▸ Exercise directions: Copy all of the records below verbatim.

★ ★ ★ ★

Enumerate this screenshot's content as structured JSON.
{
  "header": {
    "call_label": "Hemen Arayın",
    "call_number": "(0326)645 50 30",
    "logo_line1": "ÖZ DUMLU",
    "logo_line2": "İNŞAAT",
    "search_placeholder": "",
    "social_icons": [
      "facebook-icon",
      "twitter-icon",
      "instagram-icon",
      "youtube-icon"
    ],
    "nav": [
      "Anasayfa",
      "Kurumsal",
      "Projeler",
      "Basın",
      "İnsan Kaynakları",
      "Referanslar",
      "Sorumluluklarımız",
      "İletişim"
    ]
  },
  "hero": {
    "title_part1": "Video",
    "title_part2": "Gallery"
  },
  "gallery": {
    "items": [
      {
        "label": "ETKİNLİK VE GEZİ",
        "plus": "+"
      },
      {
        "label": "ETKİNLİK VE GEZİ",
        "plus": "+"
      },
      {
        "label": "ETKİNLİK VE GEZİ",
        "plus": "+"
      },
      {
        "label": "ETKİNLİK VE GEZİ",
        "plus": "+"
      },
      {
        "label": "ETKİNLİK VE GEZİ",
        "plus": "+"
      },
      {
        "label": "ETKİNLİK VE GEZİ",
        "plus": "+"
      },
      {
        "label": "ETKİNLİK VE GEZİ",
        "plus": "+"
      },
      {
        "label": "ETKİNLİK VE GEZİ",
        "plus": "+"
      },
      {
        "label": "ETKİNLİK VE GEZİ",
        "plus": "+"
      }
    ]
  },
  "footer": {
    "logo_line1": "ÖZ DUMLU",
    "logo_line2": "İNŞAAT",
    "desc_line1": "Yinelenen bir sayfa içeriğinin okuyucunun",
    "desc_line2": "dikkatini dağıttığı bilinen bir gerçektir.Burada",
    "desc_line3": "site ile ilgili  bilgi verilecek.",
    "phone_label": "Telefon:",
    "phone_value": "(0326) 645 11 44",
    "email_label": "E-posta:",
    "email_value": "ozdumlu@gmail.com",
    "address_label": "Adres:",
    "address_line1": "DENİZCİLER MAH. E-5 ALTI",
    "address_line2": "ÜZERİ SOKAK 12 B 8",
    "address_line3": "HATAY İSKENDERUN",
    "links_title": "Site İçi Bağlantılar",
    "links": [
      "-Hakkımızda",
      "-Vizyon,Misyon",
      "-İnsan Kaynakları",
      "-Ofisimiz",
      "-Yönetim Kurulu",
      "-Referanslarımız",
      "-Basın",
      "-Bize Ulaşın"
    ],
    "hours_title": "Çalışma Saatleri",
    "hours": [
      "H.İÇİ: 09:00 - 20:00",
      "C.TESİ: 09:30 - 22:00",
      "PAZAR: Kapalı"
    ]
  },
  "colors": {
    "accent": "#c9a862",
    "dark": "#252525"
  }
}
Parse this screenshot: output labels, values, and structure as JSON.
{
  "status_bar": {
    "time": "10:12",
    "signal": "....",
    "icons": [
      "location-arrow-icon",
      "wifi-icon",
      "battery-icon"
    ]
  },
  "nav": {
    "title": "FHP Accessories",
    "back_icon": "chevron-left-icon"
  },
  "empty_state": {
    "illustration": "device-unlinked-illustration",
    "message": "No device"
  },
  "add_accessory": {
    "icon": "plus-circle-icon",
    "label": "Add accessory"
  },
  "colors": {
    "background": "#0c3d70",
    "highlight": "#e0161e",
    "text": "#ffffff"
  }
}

★ ★ ★ ★

▸ Answer below:
Enumerate this screenshot's content as structured JSON.
{
  "header": {
    "call_label": "Hemen Arayın",
    "call_number": "(0326)645 50 30",
    "logo_line1": "ÖZ DUMLU",
    "logo_line2": "İNŞAAT",
    "search_placeholder": "",
    "social_icons": [
      "facebook-icon",
      "twitter-icon",
      "instagram-icon",
      "youtube-icon"
    ],
    "nav": [
      "Anasayfa",
      "Kurumsal",
      "Projeler",
      "Basın",
      "İnsan Kaynakları",
      "Referanslar",
      "Sorumluluklarımız",
      "İletişim"
    ]
  },
  "hero": {
    "title_part1": "Video",
    "title_part2": "Gallery"
  },
  "gallery": {
    "items": [
      {
        "label": "ETKİNLİK VE GEZİ",
        "plus": "+"
      },
      {
        "label": "ETKİNLİK VE GEZİ",
        "plus": "+"
      },
      {
        "label": "ETKİNLİK VE GEZİ",
        "plus": "+"
      },
      {
        "label": "ETKİNLİK VE GEZİ",
        "plus": "+"
      },
      {
        "label": "ETKİNLİK VE GEZİ",
        "plus": "+"
      },
      {
        "label": "ETKİNLİK VE GEZİ",
        "plus": "+"
      },
      {
        "label": "ETKİNLİK VE GEZİ",
        "plus": "+"
      },
      {
        "label": "ETKİNLİK VE GEZİ",
        "plus": "+"
      },
      {
        "label": "ETKİNLİK VE GEZİ",
        "plus": "+"
      }
    ]
  },
  "footer": {
    "logo_line1": "ÖZ DUMLU",
    "logo_line2": "İNŞAAT",
    "desc_line1": "Yinelenen bir sayfa içeriğinin okuyucunun",
    "desc_line2": "dikkatini dağıttığı bilinen bir gerçektir.Burada",
    "desc_line3": "site ile ilgili  bilgi verilecek.",
    "phone_label": "Telefon:",
    "phone_value": "(0326) 645 11 44",
    "email_label": "E-posta:",
    "email_value": "ozdumlu@gmail.com",
    "address_label": "Adres:",
    "address_line1": "DENİZCİLER MAH. E-5 ALTI",
    "address_line2": "ÜZERİ SOKAK 12 B 8",
    "address_line3": "HATAY İSKENDERUN",
    "links_title": "Site İçi Bağlantılar",
    "links": [
      "-Hakkımızda",
      "-Vizyon,Misyon",
      "-İnsan Kaynakları",
      "-Ofisimiz",
      "-Yönetim Kurulu",
      "-Referanslarımız",
      "-Basın",
      "-Bize Ulaşın"
    ],
    "hours_title": "Çalışma Saatleri",
    "hours": [
      "H.İÇİ: 09:00 - 20:00",
      "C.TESİ: 09:30 - 22:00",
      "PAZAR: Kapalı"
    ]
  },
  "colors": {
    "accent": "#c9a862",
    "dark": "#252525"
  }
}
Parse this screenshot: output labels, values, and structure as JSON.
{
  "status_bar": {
    "time": "10:12",
    "signal": "....",
    "icons": [
      "location-arrow-icon",
      "wifi-icon",
      "battery-icon"
    ]
  },
  "nav": {
    "title": "FHP Accessories",
    "back_icon": "chevron-left-icon"
  },
  "empty_state": {
    "illustration": "device-unlinked-illustration",
    "message": "No device"
  },
  "add_accessory": {
    "icon": "plus-circle-icon",
    "label": "Add accessory"
  },
  "colors": {
    "background": "#0c3d70",
    "highlight": "#e0161e",
    "text": "#ffffff"
  }
}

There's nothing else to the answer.